(Collection entries)
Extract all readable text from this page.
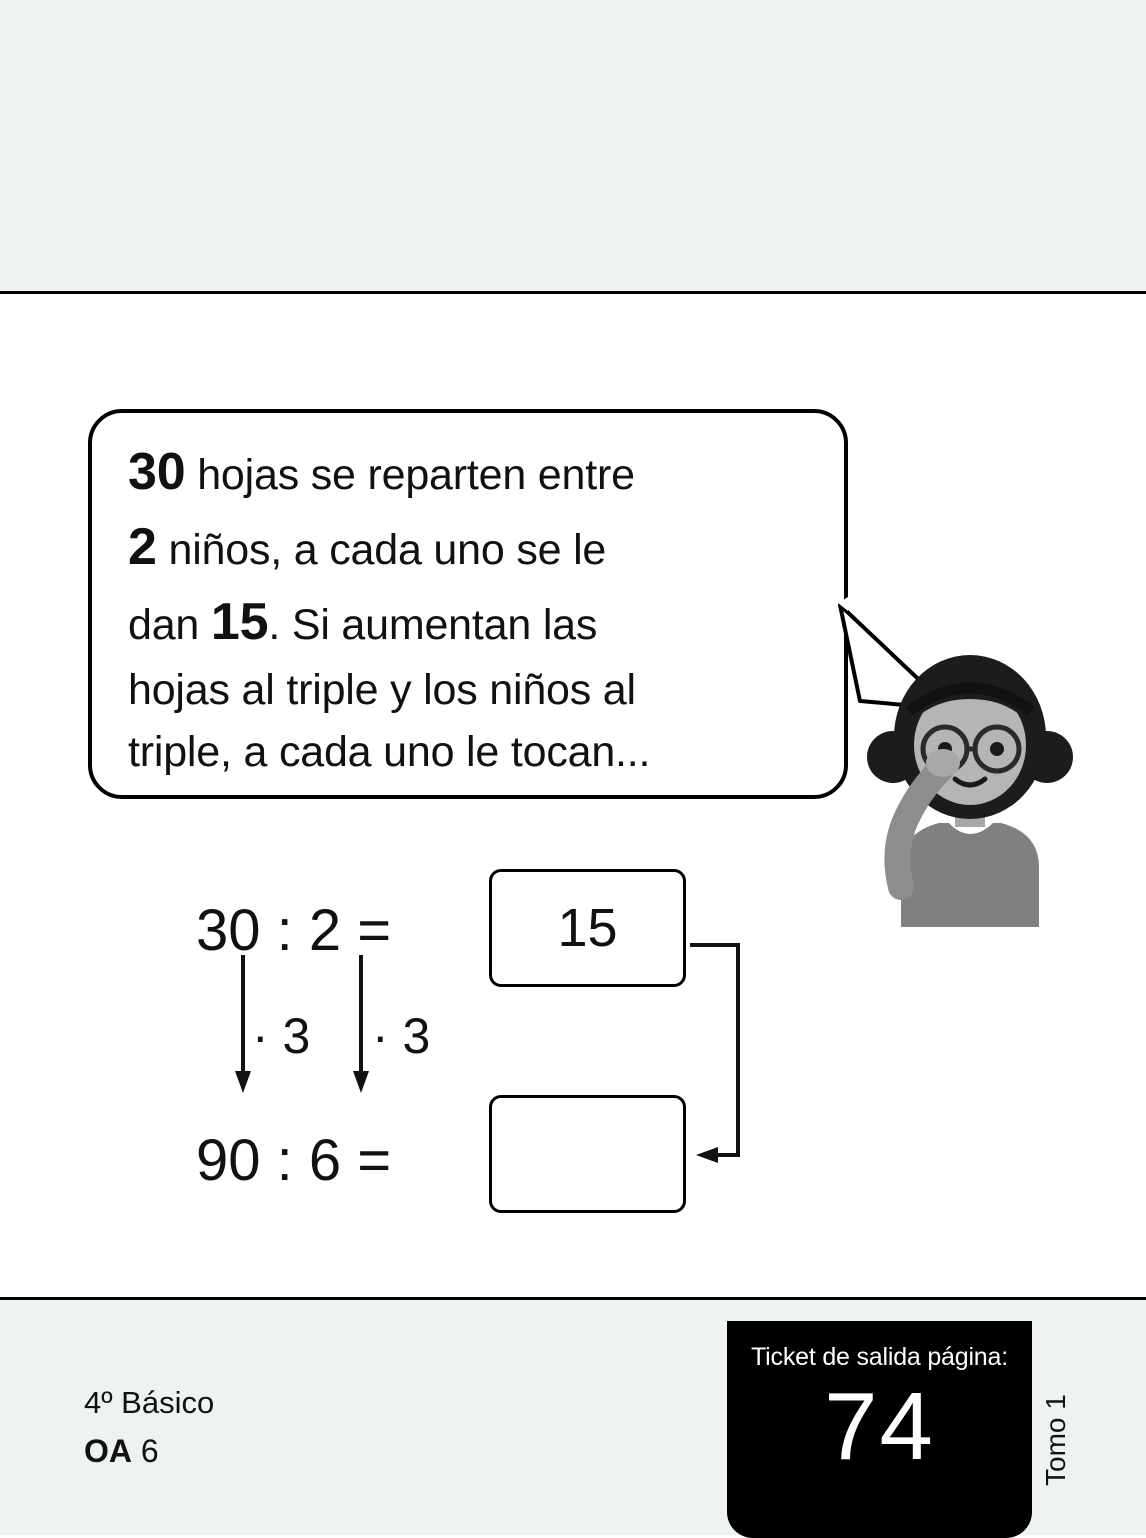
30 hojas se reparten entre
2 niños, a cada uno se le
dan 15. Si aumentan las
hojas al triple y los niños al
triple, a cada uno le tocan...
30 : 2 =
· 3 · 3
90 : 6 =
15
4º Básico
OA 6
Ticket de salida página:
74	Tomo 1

DIRECTIVE: Print the complete listing exactly, apart from any pictures.

FULL ANSWER:
Extract all readable text from this page.
30 hojas se reparten entre
2 niños, a cada uno se le
dan 15. Si aumentan las
hojas al triple y los niños al
triple, a cada uno le tocan...
30 : 2 =
· 3 · 3
90 : 6 =
15
4º Básico
OA 6
Ticket de salida página:
74	Tomo 1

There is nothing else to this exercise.